── Records provided ──

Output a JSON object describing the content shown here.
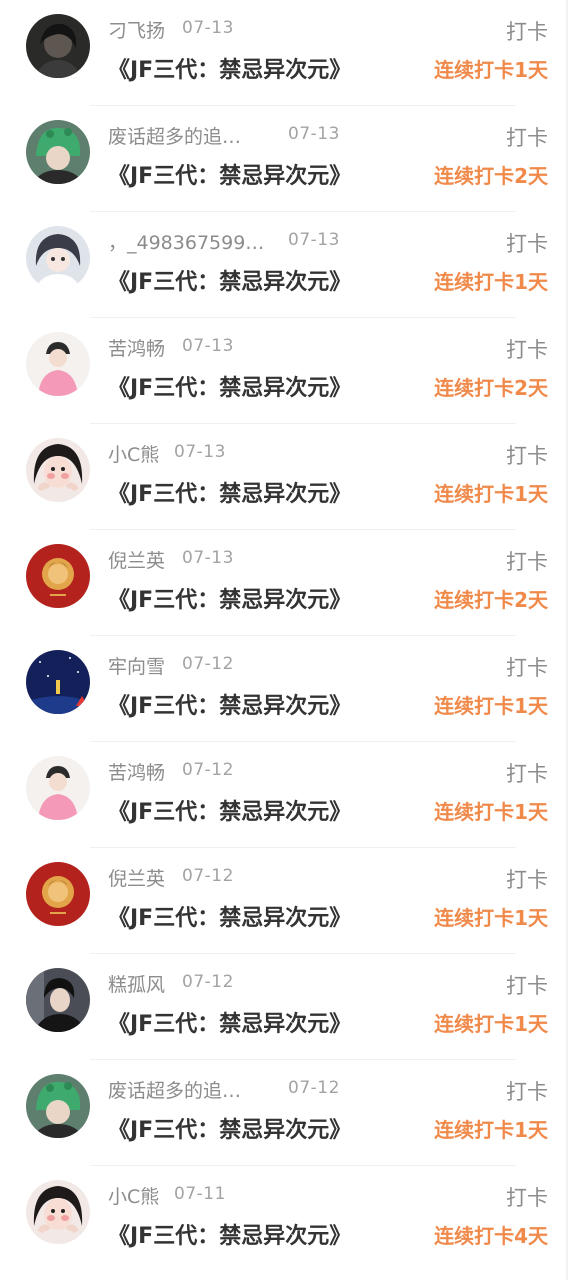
{
  "checkin_label": "打卡",
  "accent_color": "#f08a4b",
  "entries": [
    {
      "username": "刁飞扬",
      "date": "07-13",
      "title": "《JF三代：禁忌异次元》",
      "streak": "连续打卡1天",
      "avatar": "avatar-dark-hair"
    },
    {
      "username": "废话超多的追…",
      "date": "07-13",
      "title": "《JF三代：禁忌异次元》",
      "streak": "连续打卡2天",
      "avatar": "avatar-green-hat"
    },
    {
      "username": "，_498367599…",
      "date": "07-13",
      "title": "《JF三代：禁忌异次元》",
      "streak": "连续打卡1天",
      "avatar": "avatar-anime-girl"
    },
    {
      "username": "苦鸿畅",
      "date": "07-13",
      "title": "《JF三代：禁忌异次元》",
      "streak": "连续打卡2天",
      "avatar": "avatar-pink-jacket"
    },
    {
      "username": "小C熊",
      "date": "07-13",
      "title": "《JF三代：禁忌异次元》",
      "streak": "连续打卡1天",
      "avatar": "avatar-girl-hands"
    },
    {
      "username": "倪兰英",
      "date": "07-13",
      "title": "《JF三代：禁忌异次元》",
      "streak": "连续打卡2天",
      "avatar": "avatar-red-album"
    },
    {
      "username": "牢向雪",
      "date": "07-12",
      "title": "《JF三代：禁忌异次元》",
      "streak": "连续打卡1天",
      "avatar": "avatar-night-sky"
    },
    {
      "username": "苦鸿畅",
      "date": "07-12",
      "title": "《JF三代：禁忌异次元》",
      "streak": "连续打卡1天",
      "avatar": "avatar-pink-jacket"
    },
    {
      "username": "倪兰英",
      "date": "07-12",
      "title": "《JF三代：禁忌异次元》",
      "streak": "连续打卡1天",
      "avatar": "avatar-red-album"
    },
    {
      "username": "糕孤风",
      "date": "07-12",
      "title": "《JF三代：禁忌异次元》",
      "streak": "连续打卡1天",
      "avatar": "avatar-boy-dark"
    },
    {
      "username": "废话超多的追…",
      "date": "07-12",
      "title": "《JF三代：禁忌异次元》",
      "streak": "连续打卡1天",
      "avatar": "avatar-green-hat"
    },
    {
      "username": "小C熊",
      "date": "07-11",
      "title": "《JF三代：禁忌异次元》",
      "streak": "连续打卡4天",
      "avatar": "avatar-girl-hands"
    }
  ]
}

───

## Given exercise
All of the records above must be copied exactly, except for the pictures.

## The solution
Output a JSON object describing the content shown here.
{
  "checkin_label": "打卡",
  "accent_color": "#f08a4b",
  "entries": [
    {
      "username": "刁飞扬",
      "date": "07-13",
      "title": "《JF三代：禁忌异次元》",
      "streak": "连续打卡1天",
      "avatar": "avatar-dark-hair"
    },
    {
      "username": "废话超多的追…",
      "date": "07-13",
      "title": "《JF三代：禁忌异次元》",
      "streak": "连续打卡2天",
      "avatar": "avatar-green-hat"
    },
    {
      "username": "，_498367599…",
      "date": "07-13",
      "title": "《JF三代：禁忌异次元》",
      "streak": "连续打卡1天",
      "avatar": "avatar-anime-girl"
    },
    {
      "username": "苦鸿畅",
      "date": "07-13",
      "title": "《JF三代：禁忌异次元》",
      "streak": "连续打卡2天",
      "avatar": "avatar-pink-jacket"
    },
    {
      "username": "小C熊",
      "date": "07-13",
      "title": "《JF三代：禁忌异次元》",
      "streak": "连续打卡1天",
      "avatar": "avatar-girl-hands"
    },
    {
      "username": "倪兰英",
      "date": "07-13",
      "title": "《JF三代：禁忌异次元》",
      "streak": "连续打卡2天",
      "avatar": "avatar-red-album"
    },
    {
      "username": "牢向雪",
      "date": "07-12",
      "title": "《JF三代：禁忌异次元》",
      "streak": "连续打卡1天",
      "avatar": "avatar-night-sky"
    },
    {
      "username": "苦鸿畅",
      "date": "07-12",
      "title": "《JF三代：禁忌异次元》",
      "streak": "连续打卡1天",
      "avatar": "avatar-pink-jacket"
    },
    {
      "username": "倪兰英",
      "date": "07-12",
      "title": "《JF三代：禁忌异次元》",
      "streak": "连续打卡1天",
      "avatar": "avatar-red-album"
    },
    {
      "username": "糕孤风",
      "date": "07-12",
      "title": "《JF三代：禁忌异次元》",
      "streak": "连续打卡1天",
      "avatar": "avatar-boy-dark"
    },
    {
      "username": "废话超多的追…",
      "date": "07-12",
      "title": "《JF三代：禁忌异次元》",
      "streak": "连续打卡1天",
      "avatar": "avatar-green-hat"
    },
    {
      "username": "小C熊",
      "date": "07-11",
      "title": "《JF三代：禁忌异次元》",
      "streak": "连续打卡4天",
      "avatar": "avatar-girl-hands"
    }
  ]
}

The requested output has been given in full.